[DATA]
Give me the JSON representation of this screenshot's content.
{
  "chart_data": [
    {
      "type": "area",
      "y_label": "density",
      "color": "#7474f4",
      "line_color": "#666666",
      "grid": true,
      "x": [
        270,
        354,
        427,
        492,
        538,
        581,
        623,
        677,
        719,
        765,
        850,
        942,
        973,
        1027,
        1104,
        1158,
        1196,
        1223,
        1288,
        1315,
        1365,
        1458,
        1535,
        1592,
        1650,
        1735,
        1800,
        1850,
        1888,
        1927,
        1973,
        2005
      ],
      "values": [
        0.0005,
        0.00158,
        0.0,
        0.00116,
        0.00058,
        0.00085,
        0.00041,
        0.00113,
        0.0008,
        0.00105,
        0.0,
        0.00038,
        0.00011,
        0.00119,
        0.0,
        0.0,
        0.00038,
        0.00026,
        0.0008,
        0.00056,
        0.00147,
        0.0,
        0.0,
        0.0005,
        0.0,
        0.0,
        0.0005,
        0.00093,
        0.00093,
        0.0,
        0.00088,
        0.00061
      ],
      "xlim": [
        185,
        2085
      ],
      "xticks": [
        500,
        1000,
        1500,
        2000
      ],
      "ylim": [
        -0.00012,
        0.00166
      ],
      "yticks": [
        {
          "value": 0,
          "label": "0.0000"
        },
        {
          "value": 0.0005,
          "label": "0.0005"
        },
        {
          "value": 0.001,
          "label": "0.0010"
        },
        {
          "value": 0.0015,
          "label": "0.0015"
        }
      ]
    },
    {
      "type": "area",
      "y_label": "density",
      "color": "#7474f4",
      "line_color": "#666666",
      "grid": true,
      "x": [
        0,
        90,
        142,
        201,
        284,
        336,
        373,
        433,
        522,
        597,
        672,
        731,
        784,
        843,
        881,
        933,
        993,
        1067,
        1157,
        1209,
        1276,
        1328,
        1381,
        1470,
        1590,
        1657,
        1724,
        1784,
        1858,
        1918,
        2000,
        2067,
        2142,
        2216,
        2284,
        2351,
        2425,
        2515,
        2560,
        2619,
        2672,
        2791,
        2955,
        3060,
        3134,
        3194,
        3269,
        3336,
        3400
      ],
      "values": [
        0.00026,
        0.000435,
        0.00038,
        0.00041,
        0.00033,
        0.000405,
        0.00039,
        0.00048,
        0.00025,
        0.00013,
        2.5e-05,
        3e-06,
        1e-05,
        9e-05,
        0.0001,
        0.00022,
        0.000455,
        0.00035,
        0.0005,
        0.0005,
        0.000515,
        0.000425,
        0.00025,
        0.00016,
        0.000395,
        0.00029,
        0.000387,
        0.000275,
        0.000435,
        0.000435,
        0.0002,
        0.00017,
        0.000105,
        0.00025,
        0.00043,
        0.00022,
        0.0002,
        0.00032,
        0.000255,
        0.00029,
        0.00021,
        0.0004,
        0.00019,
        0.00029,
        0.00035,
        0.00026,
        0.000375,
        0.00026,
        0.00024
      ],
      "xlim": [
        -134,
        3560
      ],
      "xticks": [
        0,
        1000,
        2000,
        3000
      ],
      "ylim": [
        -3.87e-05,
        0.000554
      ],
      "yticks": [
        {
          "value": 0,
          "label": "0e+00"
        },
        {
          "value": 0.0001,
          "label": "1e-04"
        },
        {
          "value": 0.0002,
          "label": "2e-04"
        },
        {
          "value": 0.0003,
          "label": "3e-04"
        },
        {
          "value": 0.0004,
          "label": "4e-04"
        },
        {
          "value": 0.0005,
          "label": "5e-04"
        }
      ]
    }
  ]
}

[YOUR INSTRUCTIONS]
Return all the data exactly as given.

[TASK SOLUTION]
Give me the JSON representation of this screenshot's content.
{
  "chart_data": [
    {
      "type": "area",
      "y_label": "density",
      "color": "#7474f4",
      "line_color": "#666666",
      "grid": true,
      "x": [
        270,
        354,
        427,
        492,
        538,
        581,
        623,
        677,
        719,
        765,
        850,
        942,
        973,
        1027,
        1104,
        1158,
        1196,
        1223,
        1288,
        1315,
        1365,
        1458,
        1535,
        1592,
        1650,
        1735,
        1800,
        1850,
        1888,
        1927,
        1973,
        2005
      ],
      "values": [
        0.0005,
        0.00158,
        0.0,
        0.00116,
        0.00058,
        0.00085,
        0.00041,
        0.00113,
        0.0008,
        0.00105,
        0.0,
        0.00038,
        0.00011,
        0.00119,
        0.0,
        0.0,
        0.00038,
        0.00026,
        0.0008,
        0.00056,
        0.00147,
        0.0,
        0.0,
        0.0005,
        0.0,
        0.0,
        0.0005,
        0.00093,
        0.00093,
        0.0,
        0.00088,
        0.00061
      ],
      "xlim": [
        185,
        2085
      ],
      "xticks": [
        500,
        1000,
        1500,
        2000
      ],
      "ylim": [
        -0.00012,
        0.00166
      ],
      "yticks": [
        {
          "value": 0,
          "label": "0.0000"
        },
        {
          "value": 0.0005,
          "label": "0.0005"
        },
        {
          "value": 0.001,
          "label": "0.0010"
        },
        {
          "value": 0.0015,
          "label": "0.0015"
        }
      ]
    },
    {
      "type": "area",
      "y_label": "density",
      "color": "#7474f4",
      "line_color": "#666666",
      "grid": true,
      "x": [
        0,
        90,
        142,
        201,
        284,
        336,
        373,
        433,
        522,
        597,
        672,
        731,
        784,
        843,
        881,
        933,
        993,
        1067,
        1157,
        1209,
        1276,
        1328,
        1381,
        1470,
        1590,
        1657,
        1724,
        1784,
        1858,
        1918,
        2000,
        2067,
        2142,
        2216,
        2284,
        2351,
        2425,
        2515,
        2560,
        2619,
        2672,
        2791,
        2955,
        3060,
        3134,
        3194,
        3269,
        3336,
        3400
      ],
      "values": [
        0.00026,
        0.000435,
        0.00038,
        0.00041,
        0.00033,
        0.000405,
        0.00039,
        0.00048,
        0.00025,
        0.00013,
        2.5e-05,
        3e-06,
        1e-05,
        9e-05,
        0.0001,
        0.00022,
        0.000455,
        0.00035,
        0.0005,
        0.0005,
        0.000515,
        0.000425,
        0.00025,
        0.00016,
        0.000395,
        0.00029,
        0.000387,
        0.000275,
        0.000435,
        0.000435,
        0.0002,
        0.00017,
        0.000105,
        0.00025,
        0.00043,
        0.00022,
        0.0002,
        0.00032,
        0.000255,
        0.00029,
        0.00021,
        0.0004,
        0.00019,
        0.00029,
        0.00035,
        0.00026,
        0.000375,
        0.00026,
        0.00024
      ],
      "xlim": [
        -134,
        3560
      ],
      "xticks": [
        0,
        1000,
        2000,
        3000
      ],
      "ylim": [
        -3.87e-05,
        0.000554
      ],
      "yticks": [
        {
          "value": 0,
          "label": "0e+00"
        },
        {
          "value": 0.0001,
          "label": "1e-04"
        },
        {
          "value": 0.0002,
          "label": "2e-04"
        },
        {
          "value": 0.0003,
          "label": "3e-04"
        },
        {
          "value": 0.0004,
          "label": "4e-04"
        },
        {
          "value": 0.0005,
          "label": "5e-04"
        }
      ]
    }
  ]
}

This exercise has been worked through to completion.